_QUOTED PASSAGE_:

****

Photograph: Pimp My Apartment, Tokyo, Japan, March-April 2005, © Nick Varacalli. Apparently, despite my lack of expertise in threading and locking (though, I’m used to non-thread speed race conditions working in the finance industry), it was good enough to take it to the next level.

I talked to the Talent Acquisition specialist, and determined that it would be worth making a visit.

Interviews were scheduled for Friday, August 19th. Flew out Thursday, landed in Seattle, and arrived at the hotel about 22:00. I’m scheduled to return Friday night. Impressively The W is a swank hotel. Stylin. The taxi ride was nice. Seattle’s a pretty city at night. I should note that this is my first trip to Seattle and the Pacific Northwest. I’ve been to Vancouver / Victoria before, but Canadians consider that the Pacific Southwest, so that doesn’t count.

Figured that it wasn’t worth trying to do anything with the remaining hours of my day other than unpacking, charging random devices, and getting a good night’s sleep before the interview the next day. On the topic of devices, buying an iPod Shuffle was well, well worth it. Having a soundtrack again is nice.

Back to the hotel. The bed was comfy. Probably the first bed that I’ve said that about since we splurged on a good mattress a few years ago.

Woke up. Not yet light outside. Decided that I should sleep more. Woke up a bit later. Now it’s light out, so even though my 8:00 alarm didn’t go off, I figured it was time to wake up. It’s 7:02. I’m lightly jet-lagged, but that’s fine. Gives me 3.5 hours to prepare, or fret, about the interview.

Put some classical music on the laptop, and slowly took a shower and prepared for the day. I threw caution to the wind and broke one of my cardinal rules for interview days, which is don’t unnecessarily deviate from routine (one of the others is not to flip off any drivers that try to run me over as I enter the company parking lot in case they’re one of my interviewers). Tried the lemon-sage body-wash provided by the hotel. The smell jolted me awake. Pressed a shirt for the first time in a long, long time. Reminded me of being in London… good times… good times. The main issue was that the retractable cord on the iron kept… well… retracting. Made it difficult to iron.

****

_MATERIAL_:
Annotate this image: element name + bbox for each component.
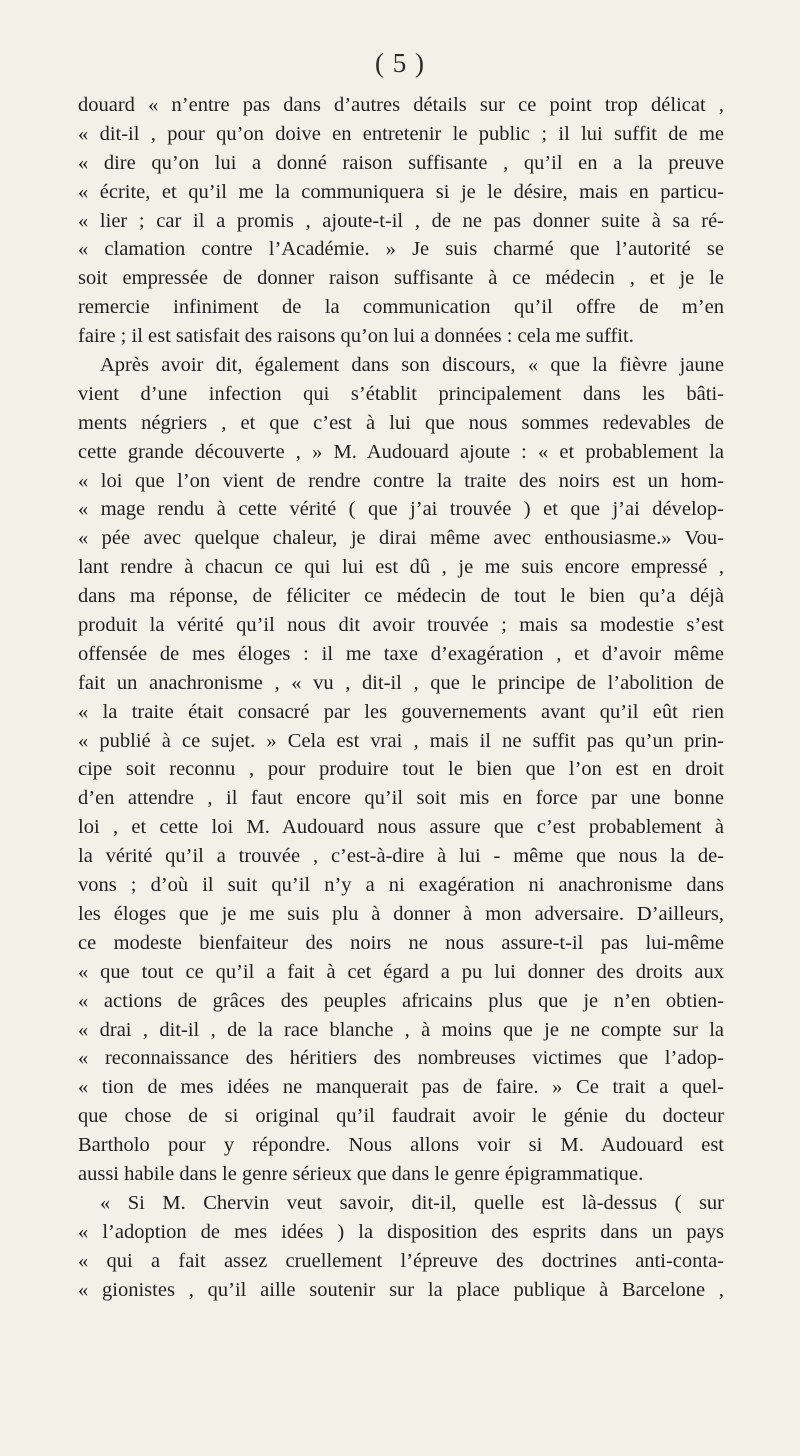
text-line: « drai , dit-il , de la race blanche , à moins que je ne compte sur la bbox=[78, 1018, 724, 1041]
text-line: « dire qu’on lui a donné raison suffisante , qu’il en a la preuve bbox=[78, 151, 724, 174]
text-line: « Si M. Chervin veut savoir, dit-il, quelle est là-dessus ( sur bbox=[100, 1191, 724, 1214]
text-line: douard « n’entre pas dans d’autres détails sur ce point trop délicat , bbox=[78, 94, 724, 116]
text-line: cipe soit reconnu , pour produire tout le bien que l’on est en droit bbox=[78, 758, 724, 781]
text-line: « gionistes , qu’il aille soutenir sur la place publique à Barcelone , bbox=[78, 1278, 724, 1301]
text-line: « l’adoption de mes idées ) la disposition des esprits dans un pays bbox=[78, 1220, 724, 1243]
text-line: « publié à ce sujet. » Cela est vrai , mais il ne suffit pas qu’un prin- bbox=[78, 729, 724, 752]
page-number: ( 5 ) bbox=[375, 48, 425, 78]
text-line: d’en attendre , il faut encore qu’il soit mis en force par une bonne bbox=[78, 787, 724, 810]
text-line: « pée avec quelque chaleur, je dirai même avec enthousiasme.» Vou- bbox=[78, 527, 724, 550]
text-line: « dit-il , pour qu’on doive en entretenir le public ; il lui suffit de me bbox=[78, 122, 724, 145]
text-line: les éloges que je me suis plu à donner à mon adversaire. D’ailleurs, bbox=[78, 902, 724, 925]
text-line: « que tout ce qu’il a fait à cet égard a pu lui donner des droits aux bbox=[78, 960, 724, 983]
text-line: lant rendre à chacun ce qui lui est dû , je me suis encore empressé , bbox=[78, 556, 724, 579]
text-line: produit la vérité qu’il nous dit avoir trouvée ; mais sa modestie s’est bbox=[78, 614, 724, 637]
text-line: « reconnaissance des héritiers des nombreuses victimes que l’adop- bbox=[78, 1047, 724, 1070]
text-line: dans ma réponse, de féliciter ce médecin de tout le bien qu’a déjà bbox=[78, 585, 724, 608]
text-line: offensée de mes éloges : il me taxe d’exagération , et d’avoir même bbox=[78, 642, 724, 665]
text-line: « écrite, et qu’il me la communiquera si je le désire, mais en particu- bbox=[78, 180, 724, 203]
text-line: « clamation contre l’Académie. » Je suis charmé que l’autorité se bbox=[78, 238, 724, 261]
text-line: « lier ; car il a promis , ajoute-t-il , de ne pas donner suite à sa ré- bbox=[78, 209, 724, 232]
body-text bbox=[78, 91, 724, 1304]
text-line: vons ; d’où il suit qu’il n’y a ni exagération ni anachronisme dans bbox=[78, 874, 724, 897]
text-line: « tion de mes idées ne manquerait pas de faire. » Ce trait a quel- bbox=[78, 1076, 724, 1099]
text-line: loi , et cette loi M. Audouard nous assure que c’est probablement à bbox=[78, 816, 724, 839]
text-line: ce modeste bienfaiteur des noirs ne nous assure-t-il pas lui-même bbox=[78, 931, 724, 954]
text-line: que chose de si original qu’il faudrait avoir le génie du docteur bbox=[78, 1105, 724, 1128]
text-line: Bartholo pour y répondre. Nous allons voir si M. Audouard est bbox=[78, 1134, 724, 1157]
text-line: « actions de grâces des peuples africains plus que je n’en obtien- bbox=[78, 989, 724, 1012]
text-line: « loi que l’on vient de rendre contre la traite des noirs est un hom- bbox=[78, 469, 724, 492]
text-line: « la traite était consacré par les gouvernements avant qu’il eût rien bbox=[78, 700, 724, 723]
text-line: vient d’une infection qui s’établit principalement dans les bâti- bbox=[78, 382, 724, 405]
text-line: « mage rendu à cette vérité ( que j’ai trouvée ) et que j’ai dévelop- bbox=[78, 498, 724, 521]
text-line: ments négriers , et que c’est à lui que nous sommes redevables de bbox=[78, 411, 724, 434]
text-line: remercie infiniment de la communication qu’il offre de m’en bbox=[78, 296, 724, 319]
text-line: fait un anachronisme , « vu , dit-il , que le principe de l’abolition de bbox=[78, 671, 724, 694]
text-line: Après avoir dit, également dans son discours, « que la fièvre jaune bbox=[100, 354, 724, 377]
text-line: « qui a fait assez cruellement l’épreuve des doctrines anti-conta- bbox=[78, 1249, 724, 1272]
text-line: aussi habile dans le genre sérieux que dans le genre épigrammatique. bbox=[78, 1162, 644, 1185]
text-line: soit empressée de donner raison suffisante à ce médecin , et je le bbox=[78, 267, 724, 290]
text-line: faire ; il est satisfait des raisons qu’on lui a données : cela me suffit. bbox=[78, 325, 634, 348]
text-line: cette grande découverte , » M. Audouard ajoute : « et probablement la bbox=[78, 440, 724, 463]
text-line: la vérité qu’il a trouvée , c’est-à-dire à lui - même que nous la de- bbox=[78, 845, 724, 868]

****

_WHAT YOU NEED TO DO_:
#1 In the post about the interview trip to Seattle, what time did the writer reach the hotel?
#2 From the entries, copy out everything from the line containing "1018, 724, 1041]" down to the line containing "94, 724, 116]", both included.

_TASK RESPONSES_:
#1 About 22:00.

#2
text-line: « drai , dit-il , de la race blanche , à moins que je ne compte sur la bbox=[78, 1018, 724, 1041]
text-line: « dire qu’on lui a donné raison suffisante , qu’il en a la preuve bbox=[78, 151, 724, 174]
text-line: « Si M. Chervin veut savoir, dit-il, quelle est là-dessus ( sur bbox=[100, 1191, 724, 1214]
text-line: douard « n’entre pas dans d’autres détails sur ce point trop délicat , bbox=[78, 94, 724, 116]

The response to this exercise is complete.